━━ Extracted material
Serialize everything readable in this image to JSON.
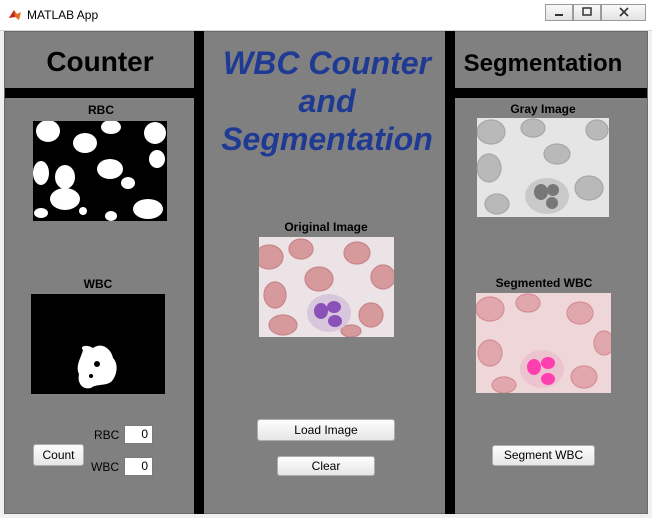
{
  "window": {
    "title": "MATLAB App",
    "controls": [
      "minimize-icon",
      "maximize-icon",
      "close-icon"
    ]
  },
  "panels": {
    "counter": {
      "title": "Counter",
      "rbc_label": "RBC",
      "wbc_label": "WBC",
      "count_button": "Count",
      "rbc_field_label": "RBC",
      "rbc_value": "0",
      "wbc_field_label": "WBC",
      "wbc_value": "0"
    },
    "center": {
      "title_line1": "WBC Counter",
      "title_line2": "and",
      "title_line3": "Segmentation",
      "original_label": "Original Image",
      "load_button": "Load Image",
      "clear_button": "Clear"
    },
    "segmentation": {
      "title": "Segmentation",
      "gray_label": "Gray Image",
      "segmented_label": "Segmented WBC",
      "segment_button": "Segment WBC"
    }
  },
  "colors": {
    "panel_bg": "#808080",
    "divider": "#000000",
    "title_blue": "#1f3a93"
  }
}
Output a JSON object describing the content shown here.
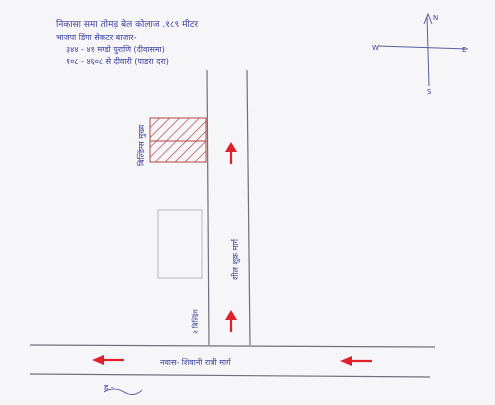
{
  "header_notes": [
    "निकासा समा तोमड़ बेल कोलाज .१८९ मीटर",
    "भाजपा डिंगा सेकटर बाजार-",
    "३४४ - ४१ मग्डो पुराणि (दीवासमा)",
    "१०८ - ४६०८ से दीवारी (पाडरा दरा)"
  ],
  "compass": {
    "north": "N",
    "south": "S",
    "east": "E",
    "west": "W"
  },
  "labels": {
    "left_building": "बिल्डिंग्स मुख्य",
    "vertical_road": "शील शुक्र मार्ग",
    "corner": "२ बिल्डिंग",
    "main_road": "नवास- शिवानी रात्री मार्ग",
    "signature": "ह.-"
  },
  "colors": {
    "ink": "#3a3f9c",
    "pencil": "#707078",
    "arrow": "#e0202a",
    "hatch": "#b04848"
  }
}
━━━━
Your instructions: The data above should be repeated exactly, minus any pictures.

Written answer:
Serialize everything readable in this image to JSON.
{
  "window": {
    "title": "MATLAB App",
    "controls": [
      "minimize-icon",
      "maximize-icon",
      "close-icon"
    ]
  },
  "panels": {
    "counter": {
      "title": "Counter",
      "rbc_label": "RBC",
      "wbc_label": "WBC",
      "count_button": "Count",
      "rbc_field_label": "RBC",
      "rbc_value": "0",
      "wbc_field_label": "WBC",
      "wbc_value": "0"
    },
    "center": {
      "title_line1": "WBC Counter",
      "title_line2": "and",
      "title_line3": "Segmentation",
      "original_label": "Original Image",
      "load_button": "Load Image",
      "clear_button": "Clear"
    },
    "segmentation": {
      "title": "Segmentation",
      "gray_label": "Gray Image",
      "segmented_label": "Segmented WBC",
      "segment_button": "Segment WBC"
    }
  },
  "colors": {
    "panel_bg": "#808080",
    "divider": "#000000",
    "title_blue": "#1f3a93"
  }
}
Output a JSON object describing the content shown here.
{
  "header_notes": [
    "निकासा समा तोमड़ बेल कोलाज .१८९ मीटर",
    "भाजपा डिंगा सेकटर बाजार-",
    "३४४ - ४१ मग्डो पुराणि (दीवासमा)",
    "१०८ - ४६०८ से दीवारी (पाडरा दरा)"
  ],
  "compass": {
    "north": "N",
    "south": "S",
    "east": "E",
    "west": "W"
  },
  "labels": {
    "left_building": "बिल्डिंग्स मुख्य",
    "vertical_road": "शील शुक्र मार्ग",
    "corner": "२ बिल्डिंग",
    "main_road": "नवास- शिवानी रात्री मार्ग",
    "signature": "ह.-"
  },
  "colors": {
    "ink": "#3a3f9c",
    "pencil": "#707078",
    "arrow": "#e0202a",
    "hatch": "#b04848"
  }
}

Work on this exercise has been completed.